_Task description_
Find the word "color" in the listing; pull out each line holding it.

_Provided entries_

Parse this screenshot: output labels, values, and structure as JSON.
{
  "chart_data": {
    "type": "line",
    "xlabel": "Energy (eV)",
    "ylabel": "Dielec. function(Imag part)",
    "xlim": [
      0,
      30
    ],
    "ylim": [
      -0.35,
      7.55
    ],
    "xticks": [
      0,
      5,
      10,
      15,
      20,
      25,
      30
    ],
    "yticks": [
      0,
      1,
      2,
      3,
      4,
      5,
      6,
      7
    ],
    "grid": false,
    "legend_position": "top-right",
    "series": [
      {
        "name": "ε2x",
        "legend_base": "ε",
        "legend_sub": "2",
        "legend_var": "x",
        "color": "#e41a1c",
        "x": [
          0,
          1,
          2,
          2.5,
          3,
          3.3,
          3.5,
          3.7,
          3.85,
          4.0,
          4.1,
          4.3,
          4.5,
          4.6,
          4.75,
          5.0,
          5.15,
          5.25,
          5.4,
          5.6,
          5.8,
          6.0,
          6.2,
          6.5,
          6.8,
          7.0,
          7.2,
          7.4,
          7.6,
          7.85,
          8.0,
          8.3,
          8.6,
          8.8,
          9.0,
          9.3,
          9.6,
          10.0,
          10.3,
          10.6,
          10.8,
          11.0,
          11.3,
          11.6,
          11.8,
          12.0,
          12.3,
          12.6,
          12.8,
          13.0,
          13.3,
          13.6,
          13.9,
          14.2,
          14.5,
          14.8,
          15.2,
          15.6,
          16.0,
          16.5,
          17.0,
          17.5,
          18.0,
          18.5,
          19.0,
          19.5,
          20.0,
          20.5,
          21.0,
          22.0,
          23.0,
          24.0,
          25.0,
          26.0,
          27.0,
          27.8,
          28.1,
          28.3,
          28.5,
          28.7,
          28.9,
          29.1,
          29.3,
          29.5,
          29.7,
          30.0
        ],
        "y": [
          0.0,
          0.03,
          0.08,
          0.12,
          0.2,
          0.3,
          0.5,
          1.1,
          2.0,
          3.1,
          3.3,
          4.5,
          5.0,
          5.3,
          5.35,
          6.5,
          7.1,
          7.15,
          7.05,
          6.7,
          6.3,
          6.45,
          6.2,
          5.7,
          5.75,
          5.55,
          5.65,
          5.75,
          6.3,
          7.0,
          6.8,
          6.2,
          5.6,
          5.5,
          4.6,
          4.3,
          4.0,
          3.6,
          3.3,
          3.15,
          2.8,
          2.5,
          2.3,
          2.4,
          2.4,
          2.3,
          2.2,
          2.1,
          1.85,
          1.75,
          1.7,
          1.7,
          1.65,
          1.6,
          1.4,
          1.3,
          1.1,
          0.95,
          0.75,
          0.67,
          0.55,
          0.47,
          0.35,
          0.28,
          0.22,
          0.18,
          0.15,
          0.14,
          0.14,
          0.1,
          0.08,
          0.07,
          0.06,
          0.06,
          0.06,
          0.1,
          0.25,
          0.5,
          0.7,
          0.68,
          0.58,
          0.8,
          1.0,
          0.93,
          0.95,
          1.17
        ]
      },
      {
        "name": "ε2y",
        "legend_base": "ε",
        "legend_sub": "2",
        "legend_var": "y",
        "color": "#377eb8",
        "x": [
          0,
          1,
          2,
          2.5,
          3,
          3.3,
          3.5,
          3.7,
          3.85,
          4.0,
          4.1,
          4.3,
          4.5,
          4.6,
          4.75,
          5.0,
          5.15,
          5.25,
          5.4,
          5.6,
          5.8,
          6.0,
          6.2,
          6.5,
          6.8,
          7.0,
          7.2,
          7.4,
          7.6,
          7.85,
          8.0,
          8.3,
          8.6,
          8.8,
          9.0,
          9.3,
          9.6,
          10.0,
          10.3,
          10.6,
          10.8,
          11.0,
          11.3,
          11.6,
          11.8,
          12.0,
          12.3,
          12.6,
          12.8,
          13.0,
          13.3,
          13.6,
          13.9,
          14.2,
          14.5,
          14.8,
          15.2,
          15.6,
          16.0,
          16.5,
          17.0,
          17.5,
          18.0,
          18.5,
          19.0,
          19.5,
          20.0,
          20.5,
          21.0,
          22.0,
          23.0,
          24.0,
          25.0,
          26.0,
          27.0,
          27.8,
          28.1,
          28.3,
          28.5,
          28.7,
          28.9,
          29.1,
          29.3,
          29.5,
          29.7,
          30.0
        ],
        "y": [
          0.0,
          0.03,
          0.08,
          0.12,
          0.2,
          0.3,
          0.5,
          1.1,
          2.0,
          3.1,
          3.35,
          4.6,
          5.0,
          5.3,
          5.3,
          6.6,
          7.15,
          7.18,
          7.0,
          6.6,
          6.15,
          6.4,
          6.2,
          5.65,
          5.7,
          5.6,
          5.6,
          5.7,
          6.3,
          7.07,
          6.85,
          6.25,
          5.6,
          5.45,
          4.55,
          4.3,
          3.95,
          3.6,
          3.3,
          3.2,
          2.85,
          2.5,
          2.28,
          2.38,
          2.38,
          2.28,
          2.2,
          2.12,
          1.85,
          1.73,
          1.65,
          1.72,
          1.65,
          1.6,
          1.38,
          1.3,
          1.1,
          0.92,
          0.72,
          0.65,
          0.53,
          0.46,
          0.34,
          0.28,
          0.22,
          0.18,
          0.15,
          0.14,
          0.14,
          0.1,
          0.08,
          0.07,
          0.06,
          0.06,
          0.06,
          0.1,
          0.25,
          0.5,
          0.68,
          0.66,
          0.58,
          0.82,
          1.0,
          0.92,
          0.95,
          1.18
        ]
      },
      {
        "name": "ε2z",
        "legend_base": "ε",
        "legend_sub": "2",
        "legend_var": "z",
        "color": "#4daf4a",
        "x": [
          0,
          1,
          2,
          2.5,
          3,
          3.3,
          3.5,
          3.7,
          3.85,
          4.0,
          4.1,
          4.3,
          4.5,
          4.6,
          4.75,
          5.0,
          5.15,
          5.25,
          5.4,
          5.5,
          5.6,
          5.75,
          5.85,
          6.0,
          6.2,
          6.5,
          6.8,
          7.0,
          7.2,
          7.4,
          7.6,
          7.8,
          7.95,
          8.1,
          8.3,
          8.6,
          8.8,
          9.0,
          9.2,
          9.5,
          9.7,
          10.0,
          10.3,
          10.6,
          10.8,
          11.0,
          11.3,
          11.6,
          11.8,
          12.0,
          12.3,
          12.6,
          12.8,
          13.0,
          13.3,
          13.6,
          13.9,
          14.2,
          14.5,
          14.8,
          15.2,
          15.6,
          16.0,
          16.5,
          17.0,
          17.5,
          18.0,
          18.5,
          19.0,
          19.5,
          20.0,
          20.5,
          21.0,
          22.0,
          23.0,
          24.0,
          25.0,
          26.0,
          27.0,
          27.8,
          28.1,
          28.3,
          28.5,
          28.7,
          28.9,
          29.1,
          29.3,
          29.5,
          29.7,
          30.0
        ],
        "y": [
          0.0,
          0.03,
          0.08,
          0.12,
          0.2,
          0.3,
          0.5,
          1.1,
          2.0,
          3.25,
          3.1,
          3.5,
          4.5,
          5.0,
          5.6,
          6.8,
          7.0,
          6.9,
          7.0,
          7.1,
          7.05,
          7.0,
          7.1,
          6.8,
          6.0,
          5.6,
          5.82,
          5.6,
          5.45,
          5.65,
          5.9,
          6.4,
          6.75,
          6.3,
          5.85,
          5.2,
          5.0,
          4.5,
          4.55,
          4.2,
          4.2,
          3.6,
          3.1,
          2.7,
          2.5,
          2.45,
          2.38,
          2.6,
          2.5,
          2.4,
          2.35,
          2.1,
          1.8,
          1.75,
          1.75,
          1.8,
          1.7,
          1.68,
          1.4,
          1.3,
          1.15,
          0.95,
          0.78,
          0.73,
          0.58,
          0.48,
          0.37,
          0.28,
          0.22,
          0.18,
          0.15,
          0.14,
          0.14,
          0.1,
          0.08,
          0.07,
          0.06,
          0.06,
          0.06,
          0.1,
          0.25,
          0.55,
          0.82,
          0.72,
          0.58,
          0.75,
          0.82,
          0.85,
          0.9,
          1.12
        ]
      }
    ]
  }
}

_Correct result_
        "color": "#e41a1c",
        "color": "#377eb8",
        "color": "#4daf4a",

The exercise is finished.